Supplied records:
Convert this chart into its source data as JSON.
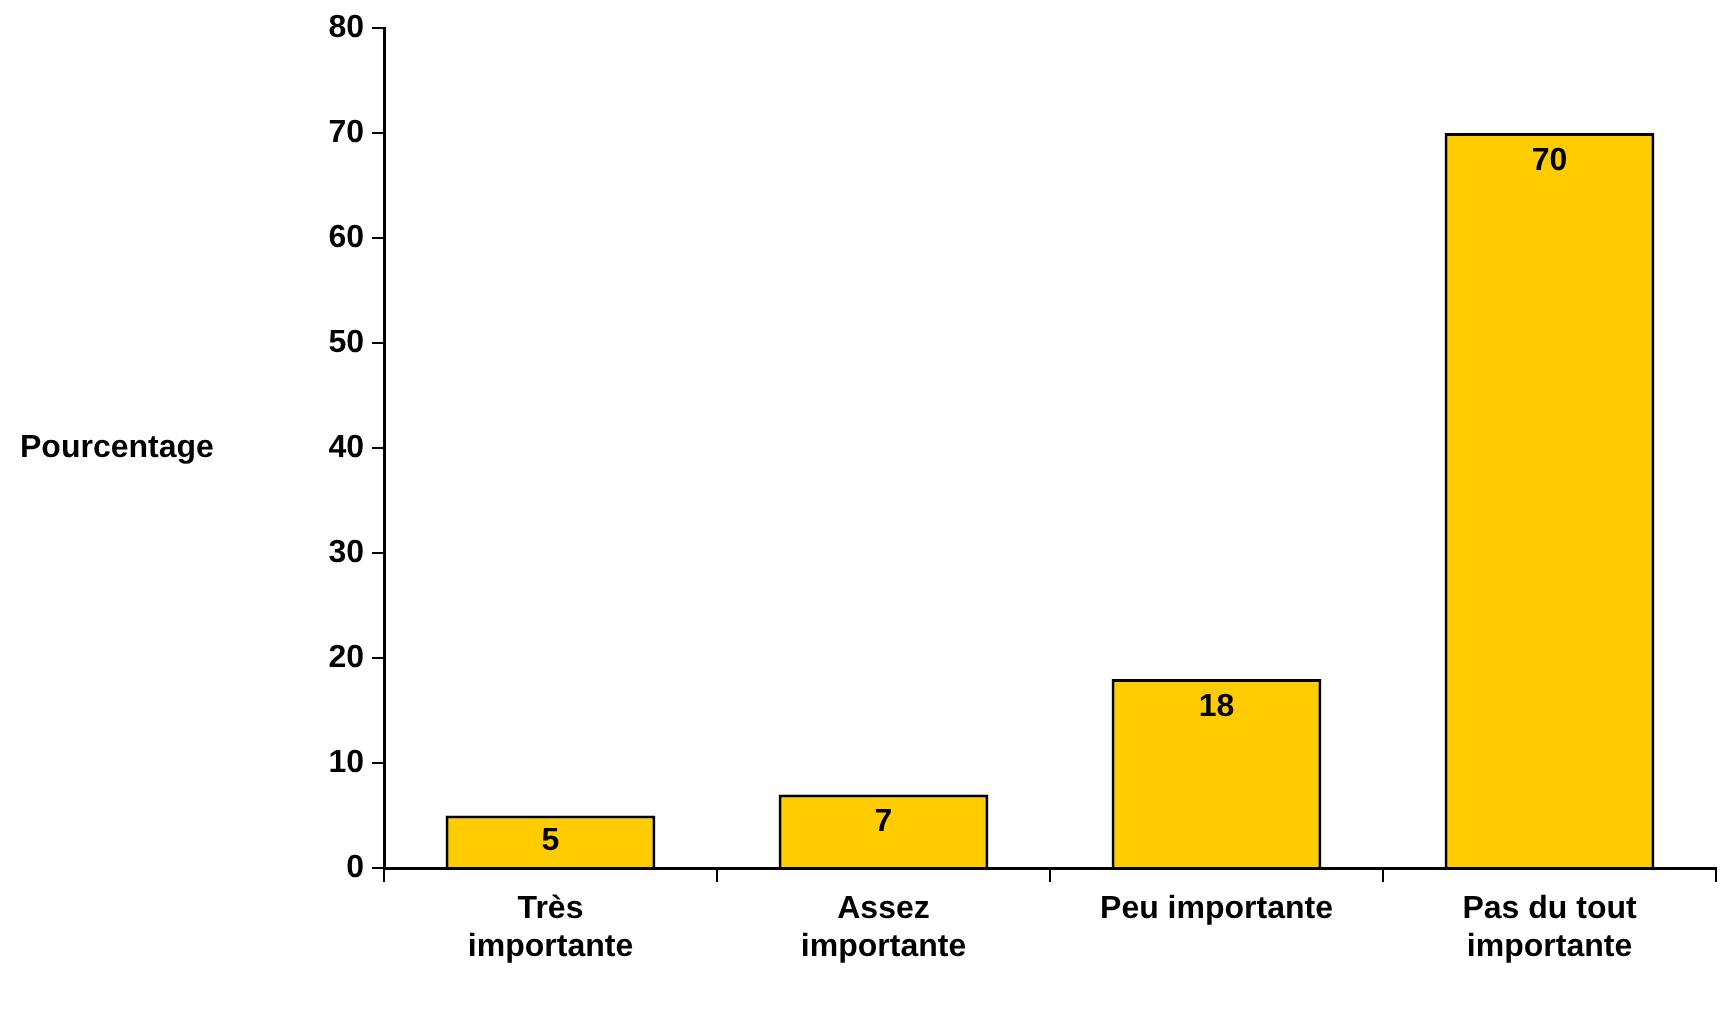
{
  "chart_data": {
    "type": "bar",
    "ylabel": "Pourcentage",
    "categories": [
      "Très\nimportante",
      "Assez\nimportante",
      "Peu importante",
      "Pas du tout\nimportante"
    ],
    "values": [
      5,
      7,
      18,
      70
    ],
    "color": "#ffcc00",
    "ylim": [
      0,
      80
    ],
    "yticks": [
      0,
      10,
      20,
      30,
      40,
      50,
      60,
      70,
      80
    ],
    "data_labels": true
  }
}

Task prompt:
Which lines hold the word "nimportante"? Copy each of them from the records.

Answer to this task:
      "Très\nimportante",
      "Assez\nimportante",
      "Pas du tout\nimportante"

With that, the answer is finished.